• EXERCISE GOAL
All of the lines below are to be printed again exactly; images are excluded from the output.

• LISTING
----
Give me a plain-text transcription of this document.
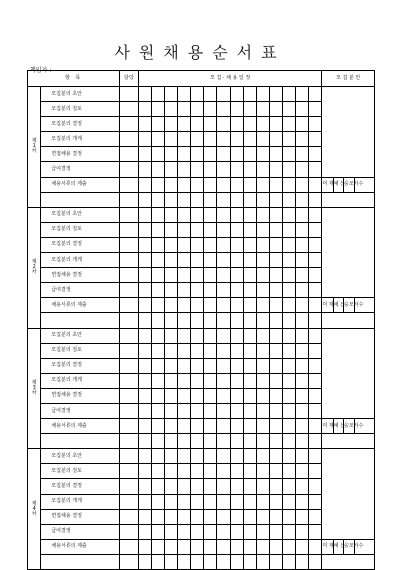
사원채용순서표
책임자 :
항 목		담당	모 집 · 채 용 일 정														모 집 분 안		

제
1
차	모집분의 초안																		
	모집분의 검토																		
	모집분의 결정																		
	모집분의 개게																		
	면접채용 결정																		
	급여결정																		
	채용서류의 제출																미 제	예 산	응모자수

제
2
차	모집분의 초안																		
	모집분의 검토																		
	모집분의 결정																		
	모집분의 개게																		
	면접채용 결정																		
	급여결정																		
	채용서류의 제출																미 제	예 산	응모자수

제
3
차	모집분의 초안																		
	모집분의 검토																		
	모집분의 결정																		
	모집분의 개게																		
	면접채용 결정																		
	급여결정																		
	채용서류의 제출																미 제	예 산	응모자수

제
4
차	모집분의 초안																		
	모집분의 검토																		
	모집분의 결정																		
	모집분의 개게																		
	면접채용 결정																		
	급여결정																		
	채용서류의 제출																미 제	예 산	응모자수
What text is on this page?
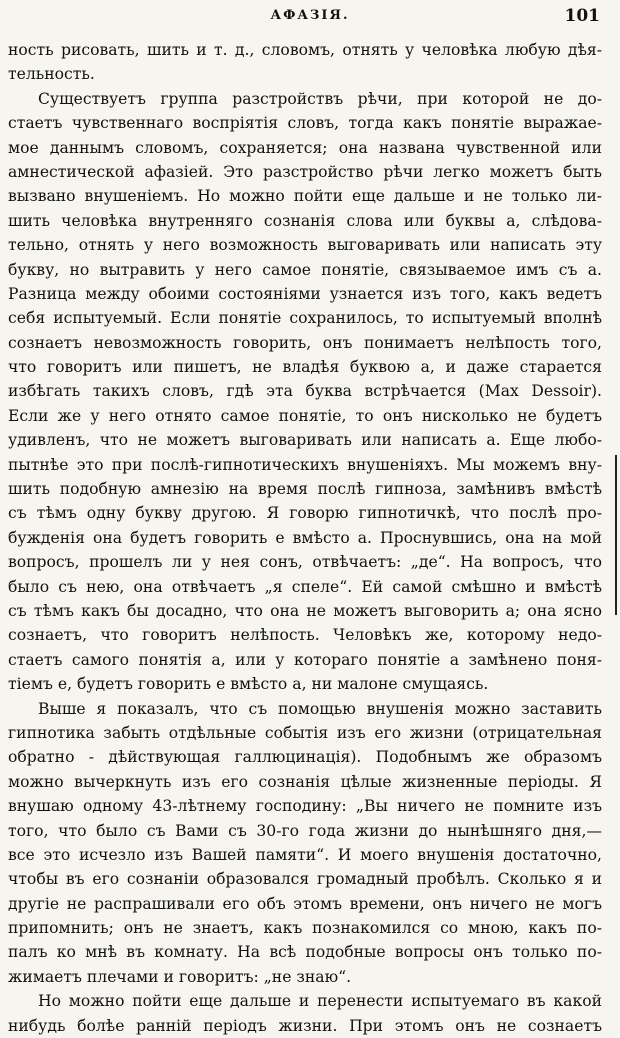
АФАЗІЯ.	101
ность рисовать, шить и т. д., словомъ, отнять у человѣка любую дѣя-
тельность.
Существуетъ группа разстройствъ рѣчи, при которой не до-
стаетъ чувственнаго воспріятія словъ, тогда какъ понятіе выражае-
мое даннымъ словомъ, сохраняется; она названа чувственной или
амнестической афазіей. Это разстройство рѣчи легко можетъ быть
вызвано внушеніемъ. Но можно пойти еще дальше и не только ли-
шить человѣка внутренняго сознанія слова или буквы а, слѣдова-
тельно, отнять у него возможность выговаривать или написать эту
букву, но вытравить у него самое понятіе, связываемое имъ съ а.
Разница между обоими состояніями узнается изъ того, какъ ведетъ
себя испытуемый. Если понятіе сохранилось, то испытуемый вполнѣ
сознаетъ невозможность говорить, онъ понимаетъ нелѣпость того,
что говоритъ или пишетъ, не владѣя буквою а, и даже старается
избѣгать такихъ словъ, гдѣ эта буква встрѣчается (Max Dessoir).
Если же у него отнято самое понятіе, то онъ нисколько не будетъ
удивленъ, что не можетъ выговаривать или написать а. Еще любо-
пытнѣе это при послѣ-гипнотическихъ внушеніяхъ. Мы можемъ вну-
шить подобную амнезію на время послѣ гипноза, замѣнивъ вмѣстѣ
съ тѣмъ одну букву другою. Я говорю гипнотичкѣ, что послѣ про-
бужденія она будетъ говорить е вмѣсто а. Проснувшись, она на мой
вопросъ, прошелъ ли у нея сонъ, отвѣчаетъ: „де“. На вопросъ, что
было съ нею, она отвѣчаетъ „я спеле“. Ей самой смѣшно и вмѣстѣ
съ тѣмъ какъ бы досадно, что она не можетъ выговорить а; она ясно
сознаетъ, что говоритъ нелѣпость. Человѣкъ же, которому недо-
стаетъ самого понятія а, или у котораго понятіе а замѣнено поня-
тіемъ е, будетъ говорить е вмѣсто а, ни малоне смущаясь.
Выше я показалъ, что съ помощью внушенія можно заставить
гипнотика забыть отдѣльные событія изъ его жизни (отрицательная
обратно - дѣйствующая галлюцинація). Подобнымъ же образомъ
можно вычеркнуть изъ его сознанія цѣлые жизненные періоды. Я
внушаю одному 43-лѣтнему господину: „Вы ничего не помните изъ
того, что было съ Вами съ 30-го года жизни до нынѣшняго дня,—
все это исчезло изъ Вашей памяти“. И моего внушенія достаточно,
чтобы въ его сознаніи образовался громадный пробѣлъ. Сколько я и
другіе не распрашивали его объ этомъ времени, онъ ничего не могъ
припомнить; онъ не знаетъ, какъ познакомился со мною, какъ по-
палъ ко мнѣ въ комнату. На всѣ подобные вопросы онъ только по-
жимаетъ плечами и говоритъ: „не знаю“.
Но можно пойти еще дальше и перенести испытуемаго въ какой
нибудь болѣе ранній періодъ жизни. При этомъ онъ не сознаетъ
----
• RESPONSE TO THE EXERCISE
Give me a plain-text transcription of this document.
사원채용순서표
책임자 :
항 목		담당	모 집 · 채 용 일 정														모 집 분 안		

제
1
차	모집분의 초안																		
	모집분의 검토																		
	모집분의 결정																		
	모집분의 개게																		
	면접채용 결정																		
	급여결정																		
	채용서류의 제출																미 제	예 산	응모자수

제
2
차	모집분의 초안																		
	모집분의 검토																		
	모집분의 결정																		
	모집분의 개게																		
	면접채용 결정																		
	급여결정																		
	채용서류의 제출																미 제	예 산	응모자수

제
3
차	모집분의 초안																		
	모집분의 검토																		
	모집분의 결정																		
	모집분의 개게																		
	면접채용 결정																		
	급여결정																		
	채용서류의 제출																미 제	예 산	응모자수

제
4
차	모집분의 초안																		
	모집분의 검토																		
	모집분의 결정																		
	모집분의 개게																		
	면접채용 결정																		
	급여결정																		
	채용서류의 제출																미 제	예 산	응모자수
What text is on this page?
АФАЗІЯ.	101
ность рисовать, шить и т. д., словомъ, отнять у человѣка любую дѣя-
тельность.
Существуетъ группа разстройствъ рѣчи, при которой не до-
стаетъ чувственнаго воспріятія словъ, тогда какъ понятіе выражае-
мое даннымъ словомъ, сохраняется; она названа чувственной или
амнестической афазіей. Это разстройство рѣчи легко можетъ быть
вызвано внушеніемъ. Но можно пойти еще дальше и не только ли-
шить человѣка внутренняго сознанія слова или буквы а, слѣдова-
тельно, отнять у него возможность выговаривать или написать эту
букву, но вытравить у него самое понятіе, связываемое имъ съ а.
Разница между обоими состояніями узнается изъ того, какъ ведетъ
себя испытуемый. Если понятіе сохранилось, то испытуемый вполнѣ
сознаетъ невозможность говорить, онъ понимаетъ нелѣпость того,
что говоритъ или пишетъ, не владѣя буквою а, и даже старается
избѣгать такихъ словъ, гдѣ эта буква встрѣчается (Max Dessoir).
Если же у него отнято самое понятіе, то онъ нисколько не будетъ
удивленъ, что не можетъ выговаривать или написать а. Еще любо-
пытнѣе это при послѣ-гипнотическихъ внушеніяхъ. Мы можемъ вну-
шить подобную амнезію на время послѣ гипноза, замѣнивъ вмѣстѣ
съ тѣмъ одну букву другою. Я говорю гипнотичкѣ, что послѣ про-
бужденія она будетъ говорить е вмѣсто а. Проснувшись, она на мой
вопросъ, прошелъ ли у нея сонъ, отвѣчаетъ: „де“. На вопросъ, что
было съ нею, она отвѣчаетъ „я спеле“. Ей самой смѣшно и вмѣстѣ
съ тѣмъ какъ бы досадно, что она не можетъ выговорить а; она ясно
сознаетъ, что говоритъ нелѣпость. Человѣкъ же, которому недо-
стаетъ самого понятія а, или у котораго понятіе а замѣнено поня-
тіемъ е, будетъ говорить е вмѣсто а, ни малоне смущаясь.
Выше я показалъ, что съ помощью внушенія можно заставить
гипнотика забыть отдѣльные событія изъ его жизни (отрицательная
обратно - дѣйствующая галлюцинація). Подобнымъ же образомъ
можно вычеркнуть изъ его сознанія цѣлые жизненные періоды. Я
внушаю одному 43-лѣтнему господину: „Вы ничего не помните изъ
того, что было съ Вами съ 30-го года жизни до нынѣшняго дня,—
все это исчезло изъ Вашей памяти“. И моего внушенія достаточно,
чтобы въ его сознаніи образовался громадный пробѣлъ. Сколько я и
другіе не распрашивали его объ этомъ времени, онъ ничего не могъ
припомнить; онъ не знаетъ, какъ познакомился со мною, какъ по-
палъ ко мнѣ въ комнату. На всѣ подобные вопросы онъ только по-
жимаетъ плечами и говоритъ: „не знаю“.
Но можно пойти еще дальше и перенести испытуемаго въ какой
нибудь болѣе ранній періодъ жизни. При этомъ онъ не сознаетъ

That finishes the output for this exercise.